Data shown:
※ ※ ※

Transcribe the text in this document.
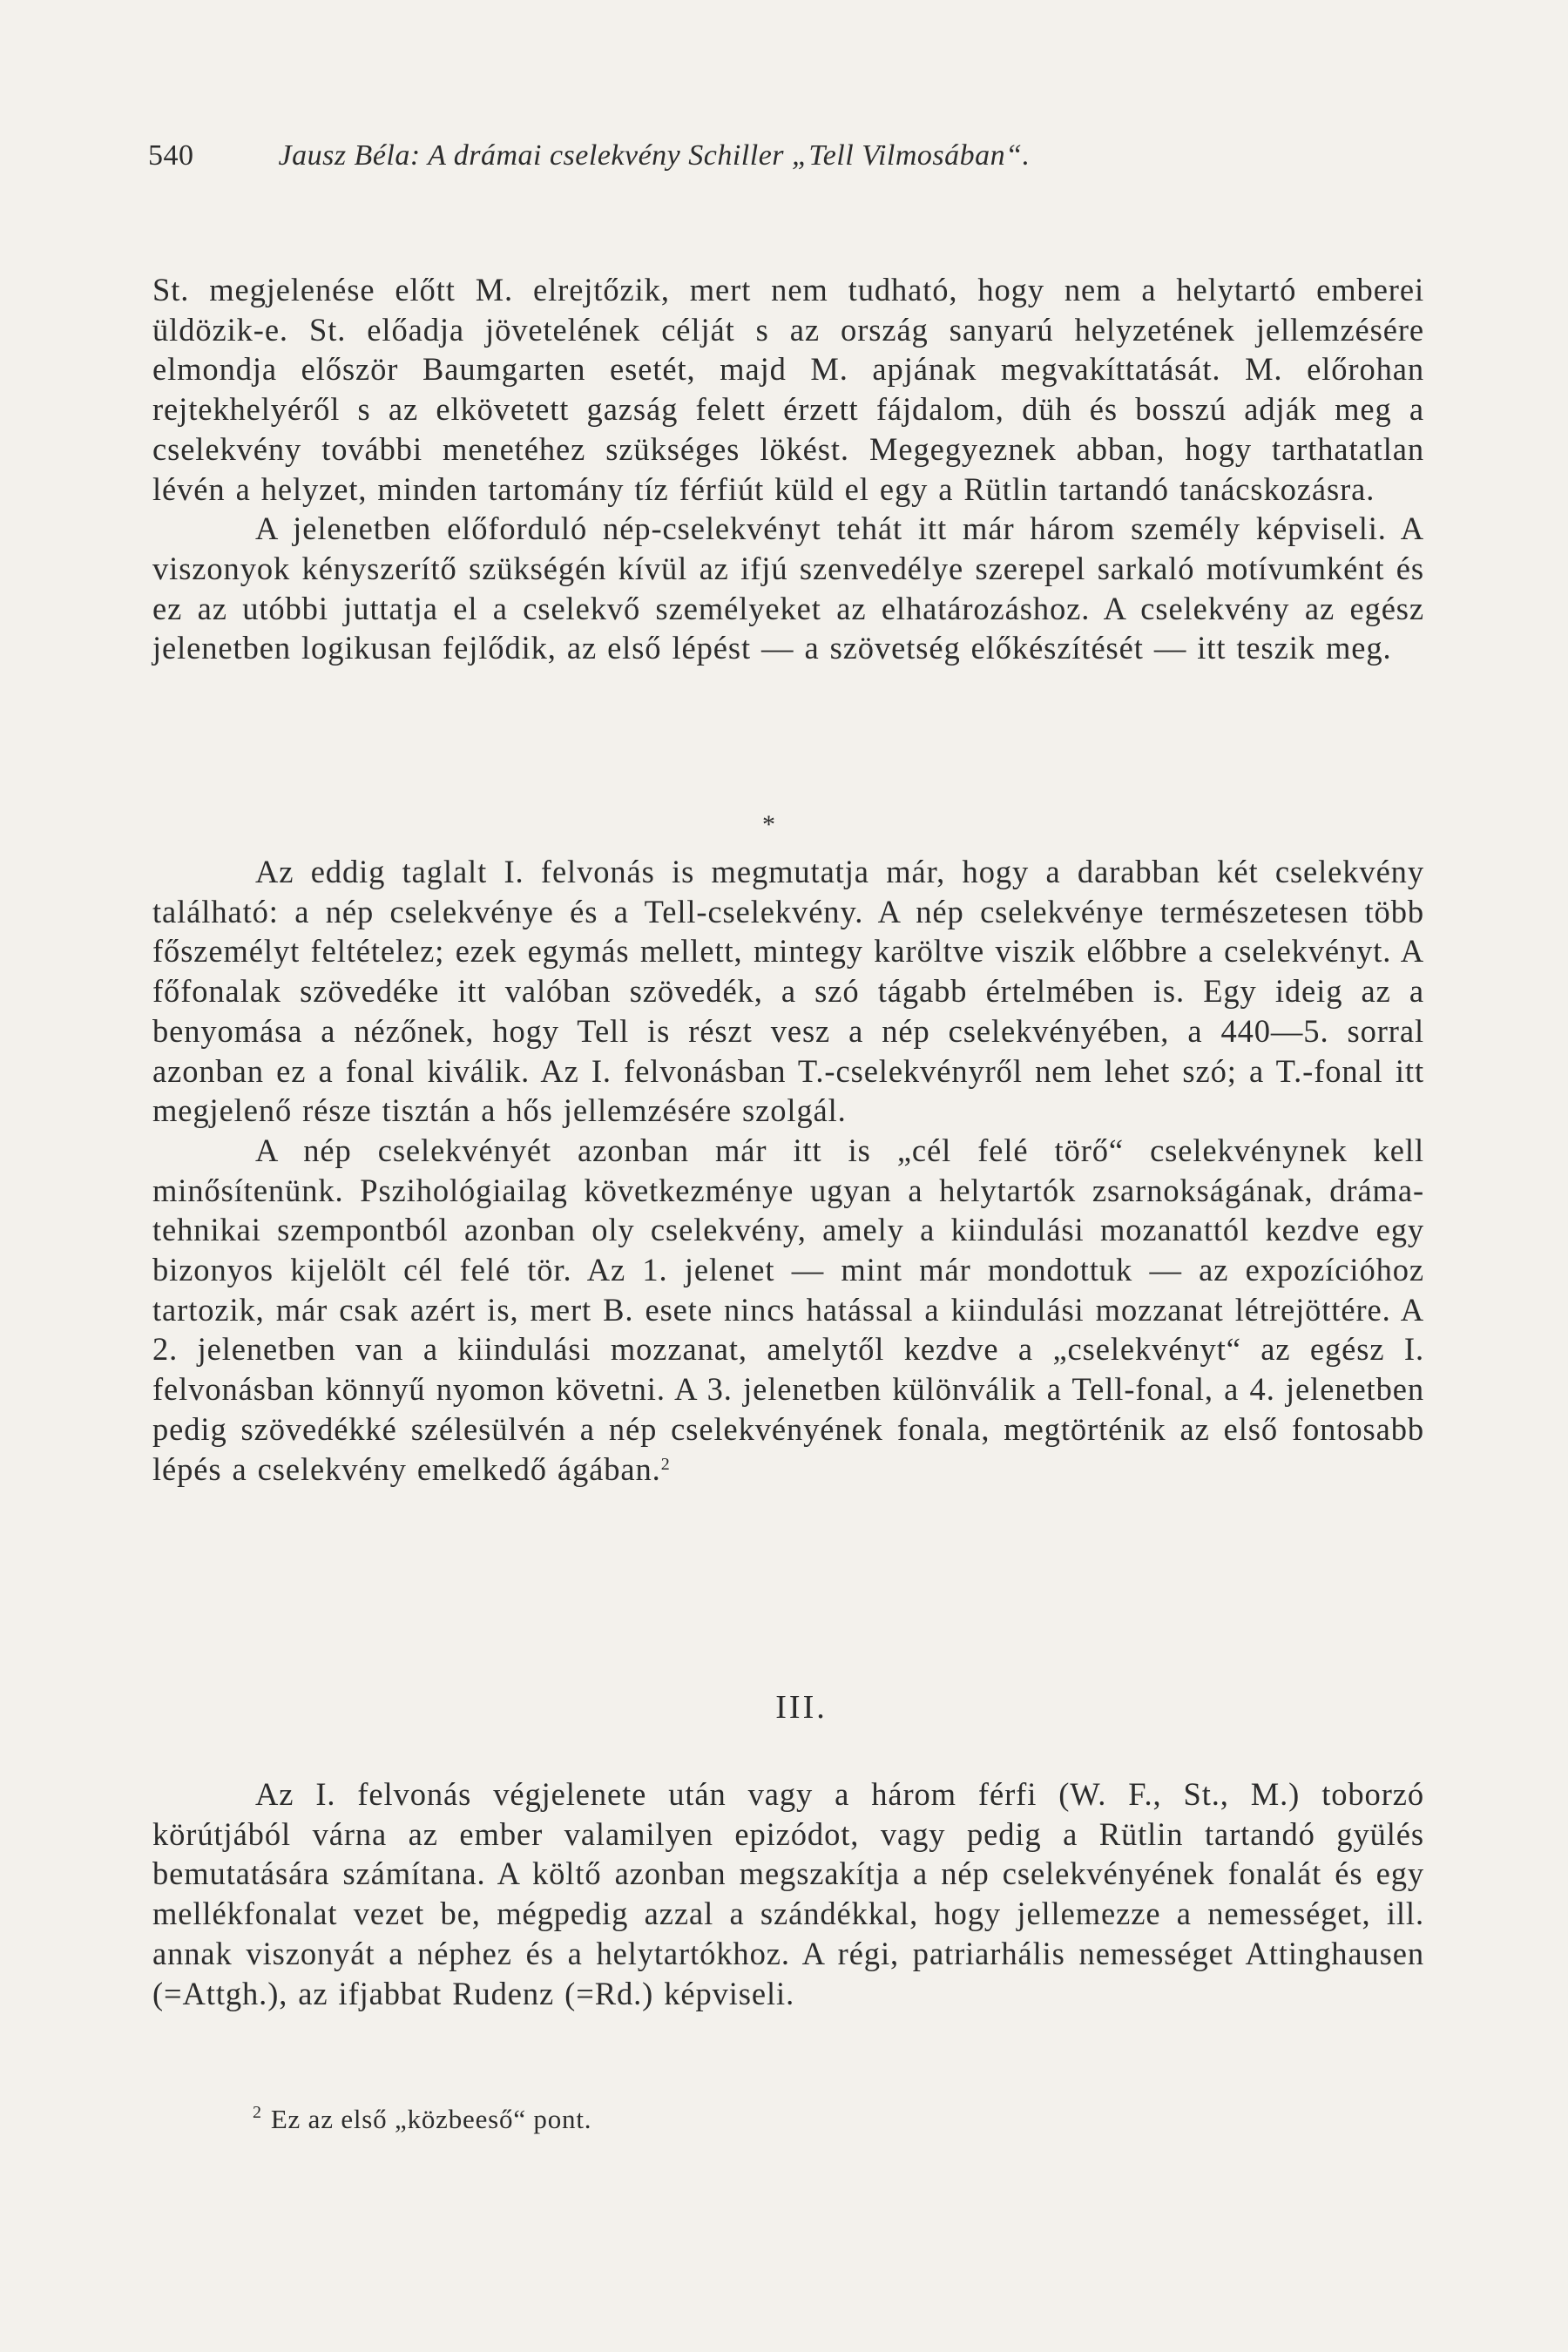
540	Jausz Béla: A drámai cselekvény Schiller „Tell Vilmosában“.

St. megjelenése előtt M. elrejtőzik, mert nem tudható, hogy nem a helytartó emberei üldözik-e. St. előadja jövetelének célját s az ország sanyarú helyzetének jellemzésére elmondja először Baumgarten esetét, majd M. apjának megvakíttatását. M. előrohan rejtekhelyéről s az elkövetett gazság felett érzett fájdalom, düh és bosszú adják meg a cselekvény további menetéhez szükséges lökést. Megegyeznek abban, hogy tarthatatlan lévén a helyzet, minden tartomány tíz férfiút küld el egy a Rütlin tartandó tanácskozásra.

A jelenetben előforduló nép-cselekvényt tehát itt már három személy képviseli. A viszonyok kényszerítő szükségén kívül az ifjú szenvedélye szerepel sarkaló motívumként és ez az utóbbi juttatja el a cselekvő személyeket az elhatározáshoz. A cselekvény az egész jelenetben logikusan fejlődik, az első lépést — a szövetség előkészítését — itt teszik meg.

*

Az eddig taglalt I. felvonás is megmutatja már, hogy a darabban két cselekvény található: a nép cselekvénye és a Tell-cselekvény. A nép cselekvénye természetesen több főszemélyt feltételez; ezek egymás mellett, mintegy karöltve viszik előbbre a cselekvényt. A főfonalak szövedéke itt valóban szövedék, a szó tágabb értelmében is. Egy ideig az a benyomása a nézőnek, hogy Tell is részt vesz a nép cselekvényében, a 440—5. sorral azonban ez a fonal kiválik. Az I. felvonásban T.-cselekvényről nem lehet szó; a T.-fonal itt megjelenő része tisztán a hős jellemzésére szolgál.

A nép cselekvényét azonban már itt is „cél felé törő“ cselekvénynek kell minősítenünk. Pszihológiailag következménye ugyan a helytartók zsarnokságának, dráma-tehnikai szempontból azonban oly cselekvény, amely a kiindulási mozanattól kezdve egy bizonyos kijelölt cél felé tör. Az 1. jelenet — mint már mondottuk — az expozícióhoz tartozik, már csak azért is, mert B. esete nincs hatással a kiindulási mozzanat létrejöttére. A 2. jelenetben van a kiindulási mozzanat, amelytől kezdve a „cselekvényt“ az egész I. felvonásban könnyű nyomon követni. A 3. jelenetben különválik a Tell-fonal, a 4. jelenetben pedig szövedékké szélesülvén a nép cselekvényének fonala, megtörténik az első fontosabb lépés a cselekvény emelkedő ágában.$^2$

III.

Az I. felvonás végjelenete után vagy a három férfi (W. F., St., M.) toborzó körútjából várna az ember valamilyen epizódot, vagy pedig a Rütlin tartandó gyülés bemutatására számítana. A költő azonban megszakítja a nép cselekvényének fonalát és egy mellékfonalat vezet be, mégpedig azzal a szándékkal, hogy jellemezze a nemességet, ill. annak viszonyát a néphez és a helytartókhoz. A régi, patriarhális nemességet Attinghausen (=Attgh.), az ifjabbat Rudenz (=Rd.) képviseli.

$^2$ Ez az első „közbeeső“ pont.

※ ※ ※

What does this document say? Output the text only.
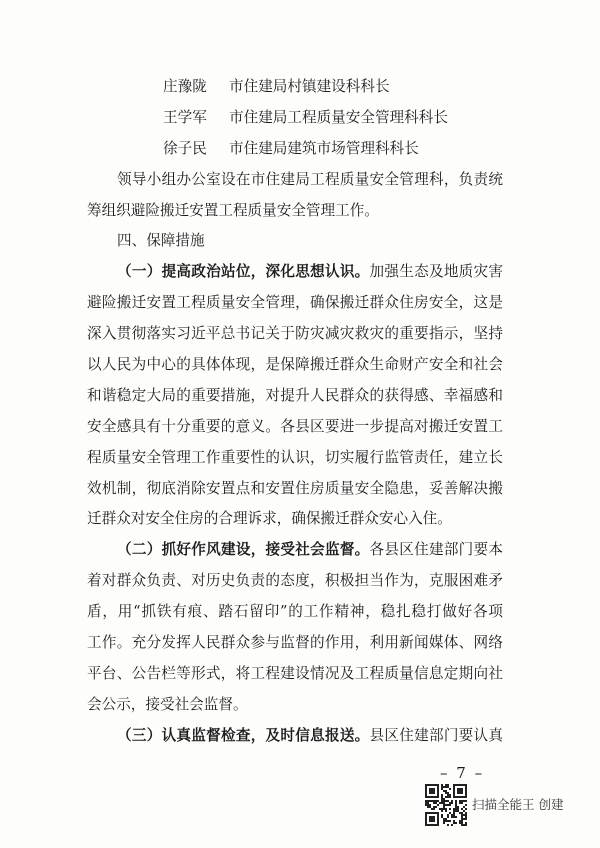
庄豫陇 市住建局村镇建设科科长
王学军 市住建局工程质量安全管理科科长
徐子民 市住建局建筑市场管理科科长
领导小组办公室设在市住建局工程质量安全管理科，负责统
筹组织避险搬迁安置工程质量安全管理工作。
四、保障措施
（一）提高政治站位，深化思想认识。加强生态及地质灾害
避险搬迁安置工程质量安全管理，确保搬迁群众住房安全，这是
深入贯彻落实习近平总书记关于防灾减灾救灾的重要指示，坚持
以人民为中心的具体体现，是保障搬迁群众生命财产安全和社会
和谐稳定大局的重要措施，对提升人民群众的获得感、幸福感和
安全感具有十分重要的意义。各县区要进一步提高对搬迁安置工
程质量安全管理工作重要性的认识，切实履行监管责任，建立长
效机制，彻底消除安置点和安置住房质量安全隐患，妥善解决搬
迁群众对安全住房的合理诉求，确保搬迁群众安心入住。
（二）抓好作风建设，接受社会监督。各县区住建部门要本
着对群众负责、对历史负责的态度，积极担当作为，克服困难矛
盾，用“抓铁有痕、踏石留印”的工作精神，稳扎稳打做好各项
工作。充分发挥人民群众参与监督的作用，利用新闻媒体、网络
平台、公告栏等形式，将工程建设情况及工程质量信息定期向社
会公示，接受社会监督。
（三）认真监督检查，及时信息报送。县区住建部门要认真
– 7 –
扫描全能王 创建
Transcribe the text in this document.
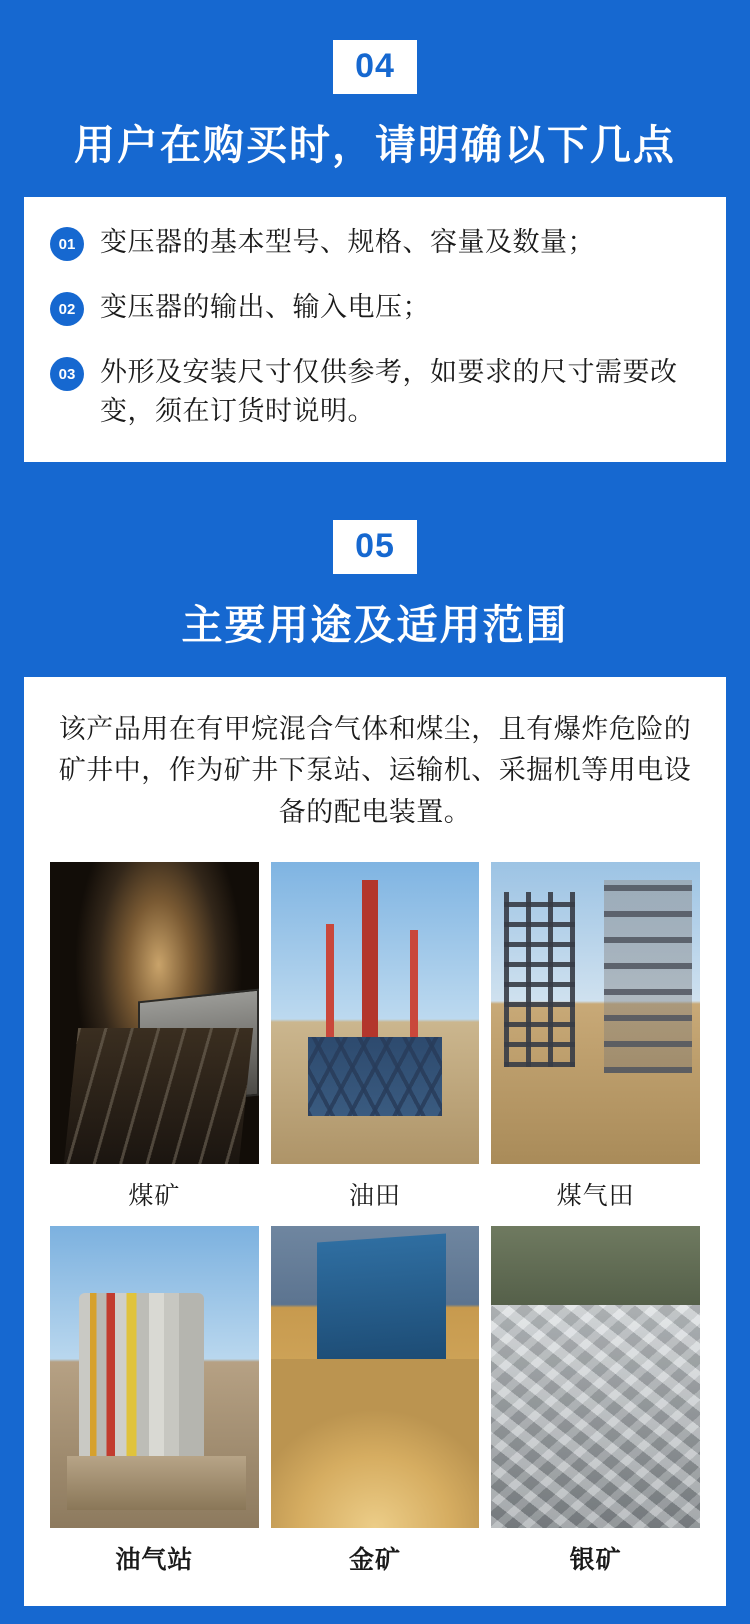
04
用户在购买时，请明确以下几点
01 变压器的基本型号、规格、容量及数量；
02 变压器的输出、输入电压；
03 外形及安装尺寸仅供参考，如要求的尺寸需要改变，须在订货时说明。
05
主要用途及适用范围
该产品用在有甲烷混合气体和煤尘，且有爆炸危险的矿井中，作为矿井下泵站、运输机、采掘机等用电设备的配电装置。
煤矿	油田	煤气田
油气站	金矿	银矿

※ ※ ※

Aim of the exercise: Return all the lines that contain the string "接受社会监督".

Correct output:
（二）抓好作风建设，接受社会监督。各县区住建部门要本
会公示，接受社会监督。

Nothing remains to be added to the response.